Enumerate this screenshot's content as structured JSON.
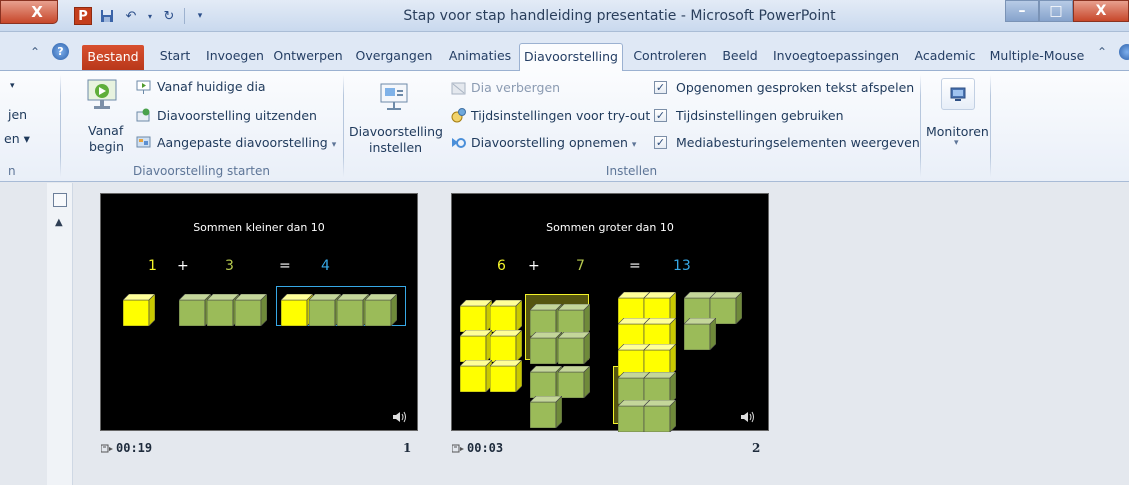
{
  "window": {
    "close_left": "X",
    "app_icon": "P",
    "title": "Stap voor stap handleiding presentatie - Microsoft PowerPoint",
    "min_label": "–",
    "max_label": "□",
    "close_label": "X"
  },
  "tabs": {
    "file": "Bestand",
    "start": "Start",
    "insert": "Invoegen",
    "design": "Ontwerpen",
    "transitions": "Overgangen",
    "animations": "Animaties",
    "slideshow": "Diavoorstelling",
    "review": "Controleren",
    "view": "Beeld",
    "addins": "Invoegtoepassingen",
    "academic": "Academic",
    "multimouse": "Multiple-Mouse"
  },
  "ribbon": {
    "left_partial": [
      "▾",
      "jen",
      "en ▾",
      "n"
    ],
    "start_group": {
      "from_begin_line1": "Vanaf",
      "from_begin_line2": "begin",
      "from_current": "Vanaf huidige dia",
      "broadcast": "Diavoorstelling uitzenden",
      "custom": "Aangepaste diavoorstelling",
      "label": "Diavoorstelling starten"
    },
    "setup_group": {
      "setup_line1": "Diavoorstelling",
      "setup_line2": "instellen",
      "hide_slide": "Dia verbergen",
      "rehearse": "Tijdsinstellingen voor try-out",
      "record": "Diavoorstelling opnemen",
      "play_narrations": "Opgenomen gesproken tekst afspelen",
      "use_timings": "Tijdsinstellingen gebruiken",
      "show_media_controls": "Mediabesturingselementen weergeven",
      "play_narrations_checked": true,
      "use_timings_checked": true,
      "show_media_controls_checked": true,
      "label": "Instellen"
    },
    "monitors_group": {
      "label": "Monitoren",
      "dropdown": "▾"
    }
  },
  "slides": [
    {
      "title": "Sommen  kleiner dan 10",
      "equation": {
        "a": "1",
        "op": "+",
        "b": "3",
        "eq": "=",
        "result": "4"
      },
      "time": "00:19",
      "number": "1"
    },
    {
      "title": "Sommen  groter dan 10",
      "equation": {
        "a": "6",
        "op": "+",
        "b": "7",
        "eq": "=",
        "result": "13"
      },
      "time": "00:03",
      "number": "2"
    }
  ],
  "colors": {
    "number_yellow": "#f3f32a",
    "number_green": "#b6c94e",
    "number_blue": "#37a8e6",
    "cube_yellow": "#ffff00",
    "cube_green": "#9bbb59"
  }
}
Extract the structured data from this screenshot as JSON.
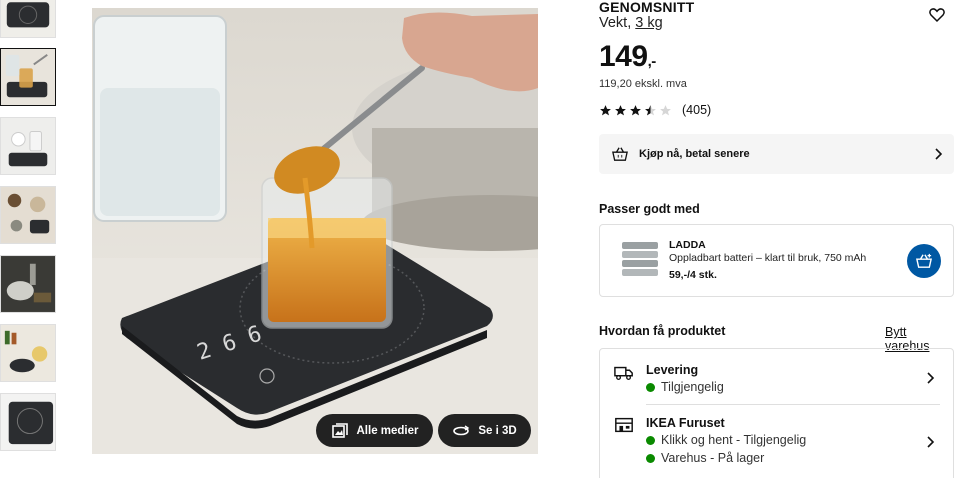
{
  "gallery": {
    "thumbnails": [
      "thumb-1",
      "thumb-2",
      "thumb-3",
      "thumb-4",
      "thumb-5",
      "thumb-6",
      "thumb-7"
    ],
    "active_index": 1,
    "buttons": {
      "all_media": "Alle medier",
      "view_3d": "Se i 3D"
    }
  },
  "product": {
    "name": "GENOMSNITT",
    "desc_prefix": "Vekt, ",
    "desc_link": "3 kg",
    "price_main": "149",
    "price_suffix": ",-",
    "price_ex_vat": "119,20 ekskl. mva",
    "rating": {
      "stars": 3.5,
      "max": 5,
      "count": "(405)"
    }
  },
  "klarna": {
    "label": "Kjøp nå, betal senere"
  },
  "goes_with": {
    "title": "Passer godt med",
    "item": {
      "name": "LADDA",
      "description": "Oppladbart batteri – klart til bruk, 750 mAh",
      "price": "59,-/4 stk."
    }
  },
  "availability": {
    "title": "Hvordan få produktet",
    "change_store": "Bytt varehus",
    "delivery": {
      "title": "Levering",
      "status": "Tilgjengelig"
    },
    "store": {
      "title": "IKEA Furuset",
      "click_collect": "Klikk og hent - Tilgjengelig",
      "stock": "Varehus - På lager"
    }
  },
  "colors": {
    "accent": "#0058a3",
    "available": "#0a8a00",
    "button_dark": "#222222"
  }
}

▬▬▬▬▬▬▬▬▬▬

- Aim of the task
The result should hold only the lines from the line with "Extract the structured" through the final line of the records above, copied exactly, with pictures left out.

- Output of the exercise
Extract the structured data from this screenshot as JSON.
{
  "gallery": {
    "thumbnails": [
      "thumb-1",
      "thumb-2",
      "thumb-3",
      "thumb-4",
      "thumb-5",
      "thumb-6",
      "thumb-7"
    ],
    "active_index": 1,
    "buttons": {
      "all_media": "Alle medier",
      "view_3d": "Se i 3D"
    }
  },
  "product": {
    "name": "GENOMSNITT",
    "desc_prefix": "Vekt, ",
    "desc_link": "3 kg",
    "price_main": "149",
    "price_suffix": ",-",
    "price_ex_vat": "119,20 ekskl. mva",
    "rating": {
      "stars": 3.5,
      "max": 5,
      "count": "(405)"
    }
  },
  "klarna": {
    "label": "Kjøp nå, betal senere"
  },
  "goes_with": {
    "title": "Passer godt med",
    "item": {
      "name": "LADDA",
      "description": "Oppladbart batteri – klart til bruk, 750 mAh",
      "price": "59,-/4 stk."
    }
  },
  "availability": {
    "title": "Hvordan få produktet",
    "change_store": "Bytt varehus",
    "delivery": {
      "title": "Levering",
      "status": "Tilgjengelig"
    },
    "store": {
      "title": "IKEA Furuset",
      "click_collect": "Klikk og hent - Tilgjengelig",
      "stock": "Varehus - På lager"
    }
  },
  "colors": {
    "accent": "#0058a3",
    "available": "#0a8a00",
    "button_dark": "#222222"
  }
}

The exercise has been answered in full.